▸ **Provided information**
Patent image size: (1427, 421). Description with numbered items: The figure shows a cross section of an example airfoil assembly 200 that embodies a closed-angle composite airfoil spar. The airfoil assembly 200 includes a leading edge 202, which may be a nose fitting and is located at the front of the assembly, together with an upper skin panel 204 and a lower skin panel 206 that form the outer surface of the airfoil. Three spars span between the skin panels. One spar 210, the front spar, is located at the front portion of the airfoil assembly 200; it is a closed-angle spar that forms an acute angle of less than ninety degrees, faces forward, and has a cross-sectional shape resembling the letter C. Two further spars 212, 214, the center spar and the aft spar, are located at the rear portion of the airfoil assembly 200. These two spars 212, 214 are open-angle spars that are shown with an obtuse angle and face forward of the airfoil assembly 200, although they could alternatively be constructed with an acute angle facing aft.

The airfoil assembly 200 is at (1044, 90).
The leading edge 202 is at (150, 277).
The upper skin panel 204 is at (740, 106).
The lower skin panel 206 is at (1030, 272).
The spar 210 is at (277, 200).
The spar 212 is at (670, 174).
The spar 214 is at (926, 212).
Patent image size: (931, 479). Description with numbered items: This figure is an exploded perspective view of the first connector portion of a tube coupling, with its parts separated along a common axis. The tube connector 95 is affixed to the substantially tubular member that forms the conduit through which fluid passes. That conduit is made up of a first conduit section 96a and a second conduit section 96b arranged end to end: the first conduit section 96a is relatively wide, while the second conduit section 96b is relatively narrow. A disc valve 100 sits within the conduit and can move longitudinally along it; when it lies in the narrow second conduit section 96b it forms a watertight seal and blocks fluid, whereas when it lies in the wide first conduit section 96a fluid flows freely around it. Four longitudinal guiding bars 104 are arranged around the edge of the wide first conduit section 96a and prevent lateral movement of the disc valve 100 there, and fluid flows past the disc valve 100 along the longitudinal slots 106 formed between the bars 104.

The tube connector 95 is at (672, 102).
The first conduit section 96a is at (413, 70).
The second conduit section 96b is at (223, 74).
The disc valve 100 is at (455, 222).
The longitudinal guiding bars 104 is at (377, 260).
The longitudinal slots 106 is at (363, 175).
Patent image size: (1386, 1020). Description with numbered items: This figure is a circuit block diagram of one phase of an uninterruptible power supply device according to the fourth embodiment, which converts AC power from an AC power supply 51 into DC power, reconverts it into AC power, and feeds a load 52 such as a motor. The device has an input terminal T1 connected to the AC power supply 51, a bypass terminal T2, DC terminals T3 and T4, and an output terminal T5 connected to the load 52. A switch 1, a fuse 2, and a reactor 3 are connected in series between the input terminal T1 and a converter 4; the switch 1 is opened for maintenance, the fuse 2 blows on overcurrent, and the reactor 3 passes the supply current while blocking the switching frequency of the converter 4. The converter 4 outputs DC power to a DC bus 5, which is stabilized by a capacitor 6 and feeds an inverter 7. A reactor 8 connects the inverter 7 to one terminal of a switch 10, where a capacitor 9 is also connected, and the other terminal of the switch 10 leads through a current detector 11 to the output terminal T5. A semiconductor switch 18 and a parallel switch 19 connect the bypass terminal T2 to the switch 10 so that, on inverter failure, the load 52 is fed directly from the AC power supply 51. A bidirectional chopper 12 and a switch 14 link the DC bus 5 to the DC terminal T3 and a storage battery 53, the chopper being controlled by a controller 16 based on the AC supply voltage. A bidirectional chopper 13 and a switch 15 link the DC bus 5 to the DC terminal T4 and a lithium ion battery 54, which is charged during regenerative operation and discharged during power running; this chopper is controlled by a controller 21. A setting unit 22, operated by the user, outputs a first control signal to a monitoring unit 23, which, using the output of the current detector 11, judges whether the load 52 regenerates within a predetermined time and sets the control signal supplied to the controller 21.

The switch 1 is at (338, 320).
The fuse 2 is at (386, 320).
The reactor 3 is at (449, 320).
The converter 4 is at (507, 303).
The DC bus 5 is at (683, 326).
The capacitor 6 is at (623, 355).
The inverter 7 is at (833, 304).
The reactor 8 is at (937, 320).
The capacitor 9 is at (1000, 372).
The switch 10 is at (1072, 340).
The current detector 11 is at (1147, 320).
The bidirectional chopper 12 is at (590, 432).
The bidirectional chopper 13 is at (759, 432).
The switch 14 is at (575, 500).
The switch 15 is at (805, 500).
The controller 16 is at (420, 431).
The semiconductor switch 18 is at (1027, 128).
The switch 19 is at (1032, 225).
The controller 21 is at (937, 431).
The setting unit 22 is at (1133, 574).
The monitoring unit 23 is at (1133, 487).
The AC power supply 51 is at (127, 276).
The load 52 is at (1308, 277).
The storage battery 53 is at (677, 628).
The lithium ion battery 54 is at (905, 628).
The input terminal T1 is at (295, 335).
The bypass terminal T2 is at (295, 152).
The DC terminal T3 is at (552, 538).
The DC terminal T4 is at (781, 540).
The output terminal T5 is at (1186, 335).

▸ **Stated exercise**
Convert the rows above into a CSV with two columns, headed text and answer. Give one line per row, and put each row's text and its answer in their own quoted fields with line breaks replaced by spaces.

▸ **Completed task**
text,answer
"Patent image size: (1427, 421). Description with numbered items: The figure shows a cross section of an example airfoil assembly 200 that embodies a closed-angle composite airfoil spar. The airfoil assembly 200 includes a leading edge 202, which may be a nose fitting and is located at the front of the assembly, together with an upper skin panel 204 and a lower skin panel 206 that form the outer surface of the airfoil. Three spars span between the skin panels. One spar 210, the front spar, is located at the front portion of the airfoil assembly 200; it is a closed-angle spar that forms an acute angle of less than ninety degrees, faces forward, and has a cross-sectional shape resembling the letter C. Two further spars 212, 214, the center spar and the aft spar, are located at the rear portion of the airfoil assembly 200. These two spars 212, 214 are open-angle spars that are shown with an obtuse angle and face forward of the airfoil assembly 200, although they could alternatively be constructed with an acute angle facing aft.","The airfoil assembly 200 is at (1044, 90). The leading edge 202 is at (150, 277). The upper skin panel 204 is at (740, 106). The lower skin panel 206 is at (1030, 272). The spar 210 is at (277, 200). The spar 212 is at (670, 174). The spar 214 is at (926, 212)."
"Patent image size: (931, 479). Description with numbered items: This figure is an exploded perspective view of the first connector portion of a tube coupling, with its parts separated along a common axis. The tube connector 95 is affixed to the substantially tubular member that forms the conduit through which fluid passes. That conduit is made up of a first conduit section 96a and a second conduit section 96b arranged end to end: the first conduit section 96a is relatively wide, while the second conduit section 96b is relatively narrow. A disc valve 100 sits within the conduit and can move longitudinally along it; when it lies in the narrow second conduit section 96b it forms a watertight seal and blocks fluid, whereas when it lies in the wide first conduit section 96a fluid flows freely around it. Four longitudinal guiding bars 104 are arranged around the edge of the wide first conduit section 96a and prevent lateral movement of the disc valve 100 there, and fluid flows past the disc valve 100 along the longitudinal slots 106 formed between the bars 104.","The tube connector 95 is at (672, 102). The first conduit section 96a is at (413, 70). The second conduit section 96b is at (223, 74). The disc valve 100 is at (455, 222). The longitudinal guiding bars 104 is at (377, 260). The longitudinal slots 106 is at (363, 175)."
"Patent image size: (1386, 1020). Description with numbered items: This figure is a circuit block diagram of one phase of an uninterruptible power supply device according to the fourth embodiment, which converts AC power from an AC power supply 51 into DC power, reconverts it into AC power, and feeds a load 52 such as a motor. The device has an input terminal T1 connected to the AC power supply 51, a bypass terminal T2, DC terminals T3 and T4, and an output terminal T5 connected to the load 52. A switch 1, a fuse 2, and a reactor 3 are connected in series between the input terminal T1 and a converter 4; the switch 1 is opened for maintenance, the fuse 2 blows on overcurrent, and the reactor 3 passes the supply current while blocking the switching frequency of the converter 4. The converter 4 outputs DC power to a DC bus 5, which is stabilized by a capacitor 6 and feeds an inverter 7. A reactor 8 connects the inverter 7 to one terminal of a switch 10, where a capacitor 9 is also connected, and the other terminal of the switch 10 leads through a current detector 11 to the output terminal T5. A semiconductor switch 18 and a parallel switch 19 connect the bypass terminal T2 to the switch 10 so that, on inverter failure, the load 52 is fed directly from the AC power supply 51. A bidirectional chopper 12 and a switch 14 link the DC bus 5 to the DC terminal T3 and a storage battery 53, the chopper being controlled by a controller 16 based on the AC supply voltage. A bidirectional chopper 13 and a switch 15 link the DC bus 5 to the DC terminal T4 and a lithium ion battery 54, which is charged during regenerative operation and discharged during power running; this chopper is controlled by a controller 21. A setting unit 22, operated by the user, outputs a first control signal to a monitoring unit 23, which, using the output of the current detector 11, judges whether the load 52 regenerates within a predetermined time and sets the control signal supplied to the controller 21.","The switch 1 is at (338, 320). The fuse 2 is at (386, 320). The reactor 3 is at (449, 320). The converter 4 is at (507, 303). The DC bus 5 is at (683, 326). The capacitor 6 is at (623, 355). The inverter 7 is at (833, 304). The reactor 8 is at (937, 320). The capacitor 9 is at (1000, 372). The switch 10 is at (1072, 340). The current detector 11 is at (1147, 320). The bidirectional chopper 12 is at (590, 432). The bidirectional chopper 13 is at (759, 432). The switch 14 is at (575, 500). The switch 15 is at (805, 500). The controller 16 is at (420, 431). The semiconductor switch 18 is at (1027, 128). The switch 19 is at (1032, 225). The controller 21 is at (937, 431). The setting unit 22 is at (1133, 574). The monitoring unit 23 is at (1133, 487). The AC power supply 51 is at (127, 276). The load 52 is at (1308, 277). The storage battery 53 is at (677, 628). The lithium ion battery 54 is at (905, 628). The input terminal T1 is at (295, 335). The bypass terminal T2 is at (295, 152). The DC terminal T3 is at (552, 538). The DC terminal T4 is at (781, 540). The output terminal T5 is at (1186, 335)."